** START Data rows **

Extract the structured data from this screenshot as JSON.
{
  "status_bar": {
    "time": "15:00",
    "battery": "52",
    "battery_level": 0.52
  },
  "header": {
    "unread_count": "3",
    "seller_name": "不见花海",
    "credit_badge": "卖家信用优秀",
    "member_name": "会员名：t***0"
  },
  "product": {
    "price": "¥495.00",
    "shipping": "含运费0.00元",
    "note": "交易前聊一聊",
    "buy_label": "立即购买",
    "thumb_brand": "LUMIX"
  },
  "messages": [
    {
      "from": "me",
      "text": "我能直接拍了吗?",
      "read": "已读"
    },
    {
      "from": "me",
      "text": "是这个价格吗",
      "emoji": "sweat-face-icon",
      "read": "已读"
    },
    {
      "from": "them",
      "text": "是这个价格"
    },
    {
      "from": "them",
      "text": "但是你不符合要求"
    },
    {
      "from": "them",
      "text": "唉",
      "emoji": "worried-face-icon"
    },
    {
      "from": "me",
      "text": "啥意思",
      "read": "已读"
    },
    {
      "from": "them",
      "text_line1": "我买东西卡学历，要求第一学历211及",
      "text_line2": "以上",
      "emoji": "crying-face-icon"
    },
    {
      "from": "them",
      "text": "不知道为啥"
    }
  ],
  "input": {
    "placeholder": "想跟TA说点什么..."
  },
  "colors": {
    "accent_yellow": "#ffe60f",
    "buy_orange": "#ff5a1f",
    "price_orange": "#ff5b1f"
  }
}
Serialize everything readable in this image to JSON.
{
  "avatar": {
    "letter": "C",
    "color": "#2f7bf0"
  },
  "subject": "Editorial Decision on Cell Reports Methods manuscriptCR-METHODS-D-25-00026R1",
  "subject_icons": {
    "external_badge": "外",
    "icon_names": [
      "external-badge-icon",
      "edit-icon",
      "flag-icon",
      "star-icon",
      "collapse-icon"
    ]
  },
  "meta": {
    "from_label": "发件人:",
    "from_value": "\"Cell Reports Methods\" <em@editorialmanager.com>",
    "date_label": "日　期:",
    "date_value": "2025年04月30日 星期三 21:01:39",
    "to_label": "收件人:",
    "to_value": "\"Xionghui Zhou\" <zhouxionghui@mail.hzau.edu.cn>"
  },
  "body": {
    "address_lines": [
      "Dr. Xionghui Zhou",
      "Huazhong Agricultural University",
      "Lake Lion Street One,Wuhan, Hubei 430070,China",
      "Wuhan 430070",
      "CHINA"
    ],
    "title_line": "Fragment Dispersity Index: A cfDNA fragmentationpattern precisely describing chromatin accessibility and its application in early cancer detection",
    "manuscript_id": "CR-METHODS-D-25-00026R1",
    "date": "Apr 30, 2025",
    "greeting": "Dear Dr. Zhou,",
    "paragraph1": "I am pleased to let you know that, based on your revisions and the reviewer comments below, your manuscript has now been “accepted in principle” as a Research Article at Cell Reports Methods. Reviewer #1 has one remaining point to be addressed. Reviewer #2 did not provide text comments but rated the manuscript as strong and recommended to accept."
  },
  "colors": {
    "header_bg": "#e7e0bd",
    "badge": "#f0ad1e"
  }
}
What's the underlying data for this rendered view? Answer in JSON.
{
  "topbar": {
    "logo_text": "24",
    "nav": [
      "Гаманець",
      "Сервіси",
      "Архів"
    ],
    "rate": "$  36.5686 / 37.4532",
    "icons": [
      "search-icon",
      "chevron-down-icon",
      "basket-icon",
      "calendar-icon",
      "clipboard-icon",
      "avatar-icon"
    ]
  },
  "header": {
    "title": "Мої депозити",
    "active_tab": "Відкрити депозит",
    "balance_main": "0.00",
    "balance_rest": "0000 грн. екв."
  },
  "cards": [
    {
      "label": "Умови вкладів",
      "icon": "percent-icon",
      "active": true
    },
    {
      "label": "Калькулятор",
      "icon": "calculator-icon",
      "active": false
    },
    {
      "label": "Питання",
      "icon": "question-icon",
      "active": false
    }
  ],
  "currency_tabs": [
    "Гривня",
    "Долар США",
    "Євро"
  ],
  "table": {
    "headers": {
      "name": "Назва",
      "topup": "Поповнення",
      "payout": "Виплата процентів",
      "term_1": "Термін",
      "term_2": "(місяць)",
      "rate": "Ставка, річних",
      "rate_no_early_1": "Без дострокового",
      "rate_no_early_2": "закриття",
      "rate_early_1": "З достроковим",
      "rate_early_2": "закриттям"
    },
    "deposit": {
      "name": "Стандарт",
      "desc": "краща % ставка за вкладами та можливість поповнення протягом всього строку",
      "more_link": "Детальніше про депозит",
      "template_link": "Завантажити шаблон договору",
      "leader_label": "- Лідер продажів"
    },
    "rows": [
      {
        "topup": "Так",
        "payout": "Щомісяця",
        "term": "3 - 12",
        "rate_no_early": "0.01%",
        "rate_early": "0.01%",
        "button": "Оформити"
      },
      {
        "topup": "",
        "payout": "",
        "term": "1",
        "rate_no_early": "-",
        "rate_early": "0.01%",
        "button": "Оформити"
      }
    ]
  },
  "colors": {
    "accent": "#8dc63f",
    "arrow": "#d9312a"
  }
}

** END Data rows **

» **Instruction**: Return each line of the data that contains the string "JSON".

» **Full response**:
Extract the structured data from this screenshot as JSON.
Serialize everything readable in this image to JSON.
What's the underlying data for this rendered view? Answer in JSON.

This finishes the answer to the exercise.